- _Requirements_
Print the records again, character for character.

- _Items_

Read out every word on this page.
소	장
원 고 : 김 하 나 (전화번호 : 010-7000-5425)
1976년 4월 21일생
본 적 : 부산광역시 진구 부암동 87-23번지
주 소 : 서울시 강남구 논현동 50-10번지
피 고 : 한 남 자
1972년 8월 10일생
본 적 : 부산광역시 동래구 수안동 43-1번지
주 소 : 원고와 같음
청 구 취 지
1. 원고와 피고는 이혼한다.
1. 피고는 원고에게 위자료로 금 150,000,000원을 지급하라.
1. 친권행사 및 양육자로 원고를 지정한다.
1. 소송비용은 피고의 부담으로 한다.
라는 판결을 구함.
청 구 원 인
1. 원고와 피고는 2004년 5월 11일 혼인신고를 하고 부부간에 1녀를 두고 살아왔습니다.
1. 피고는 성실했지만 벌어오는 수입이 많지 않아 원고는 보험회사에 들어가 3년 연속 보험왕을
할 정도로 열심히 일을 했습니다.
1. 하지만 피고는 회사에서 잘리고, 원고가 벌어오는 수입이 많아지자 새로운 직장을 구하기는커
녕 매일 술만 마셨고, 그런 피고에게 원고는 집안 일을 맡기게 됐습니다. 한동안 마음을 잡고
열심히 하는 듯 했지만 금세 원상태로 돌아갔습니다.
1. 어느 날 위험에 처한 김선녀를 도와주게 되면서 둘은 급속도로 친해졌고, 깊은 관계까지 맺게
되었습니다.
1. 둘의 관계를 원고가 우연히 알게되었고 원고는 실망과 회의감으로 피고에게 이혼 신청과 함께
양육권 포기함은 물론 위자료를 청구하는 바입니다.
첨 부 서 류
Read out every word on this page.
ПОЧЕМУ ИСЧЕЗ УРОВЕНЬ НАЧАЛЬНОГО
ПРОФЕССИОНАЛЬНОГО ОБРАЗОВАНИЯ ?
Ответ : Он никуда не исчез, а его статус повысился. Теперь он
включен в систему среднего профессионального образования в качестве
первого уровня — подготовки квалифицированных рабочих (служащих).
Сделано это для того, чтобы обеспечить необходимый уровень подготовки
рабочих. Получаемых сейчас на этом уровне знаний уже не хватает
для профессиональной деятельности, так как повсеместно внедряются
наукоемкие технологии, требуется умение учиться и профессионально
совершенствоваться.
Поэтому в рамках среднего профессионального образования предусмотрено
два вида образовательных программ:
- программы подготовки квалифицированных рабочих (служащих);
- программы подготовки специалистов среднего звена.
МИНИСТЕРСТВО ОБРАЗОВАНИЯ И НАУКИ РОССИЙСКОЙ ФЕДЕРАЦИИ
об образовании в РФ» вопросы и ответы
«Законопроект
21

- _Reply_
Read out every word on this page.
소	장
원 고 : 김 하 나 (전화번호 : 010-7000-5425)
1976년 4월 21일생
본 적 : 부산광역시 진구 부암동 87-23번지
주 소 : 서울시 강남구 논현동 50-10번지
피 고 : 한 남 자
1972년 8월 10일생
본 적 : 부산광역시 동래구 수안동 43-1번지
주 소 : 원고와 같음
청 구 취 지
1. 원고와 피고는 이혼한다.
1. 피고는 원고에게 위자료로 금 150,000,000원을 지급하라.
1. 친권행사 및 양육자로 원고를 지정한다.
1. 소송비용은 피고의 부담으로 한다.
라는 판결을 구함.
청 구 원 인
1. 원고와 피고는 2004년 5월 11일 혼인신고를 하고 부부간에 1녀를 두고 살아왔습니다.
1. 피고는 성실했지만 벌어오는 수입이 많지 않아 원고는 보험회사에 들어가 3년 연속 보험왕을
할 정도로 열심히 일을 했습니다.
1. 하지만 피고는 회사에서 잘리고, 원고가 벌어오는 수입이 많아지자 새로운 직장을 구하기는커
녕 매일 술만 마셨고, 그런 피고에게 원고는 집안 일을 맡기게 됐습니다. 한동안 마음을 잡고
열심히 하는 듯 했지만 금세 원상태로 돌아갔습니다.
1. 어느 날 위험에 처한 김선녀를 도와주게 되면서 둘은 급속도로 친해졌고, 깊은 관계까지 맺게
되었습니다.
1. 둘의 관계를 원고가 우연히 알게되었고 원고는 실망과 회의감으로 피고에게 이혼 신청과 함께
양육권 포기함은 물론 위자료를 청구하는 바입니다.
첨 부 서 류
Read out every word on this page.
ПОЧЕМУ ИСЧЕЗ УРОВЕНЬ НАЧАЛЬНОГО
ПРОФЕССИОНАЛЬНОГО ОБРАЗОВАНИЯ ?
Ответ : Он никуда не исчез, а его статус повысился. Теперь он
включен в систему среднего профессионального образования в качестве
первого уровня — подготовки квалифицированных рабочих (служащих).
Сделано это для того, чтобы обеспечить необходимый уровень подготовки
рабочих. Получаемых сейчас на этом уровне знаний уже не хватает
для профессиональной деятельности, так как повсеместно внедряются
наукоемкие технологии, требуется умение учиться и профессионально
совершенствоваться.
Поэтому в рамках среднего профессионального образования предусмотрено
два вида образовательных программ:
- программы подготовки квалифицированных рабочих (служащих);
- программы подготовки специалистов среднего звена.
МИНИСТЕРСТВО ОБРАЗОВАНИЯ И НАУКИ РОССИЙСКОЙ ФЕДЕРАЦИИ
об образовании в РФ» вопросы и ответы
«Законопроект
21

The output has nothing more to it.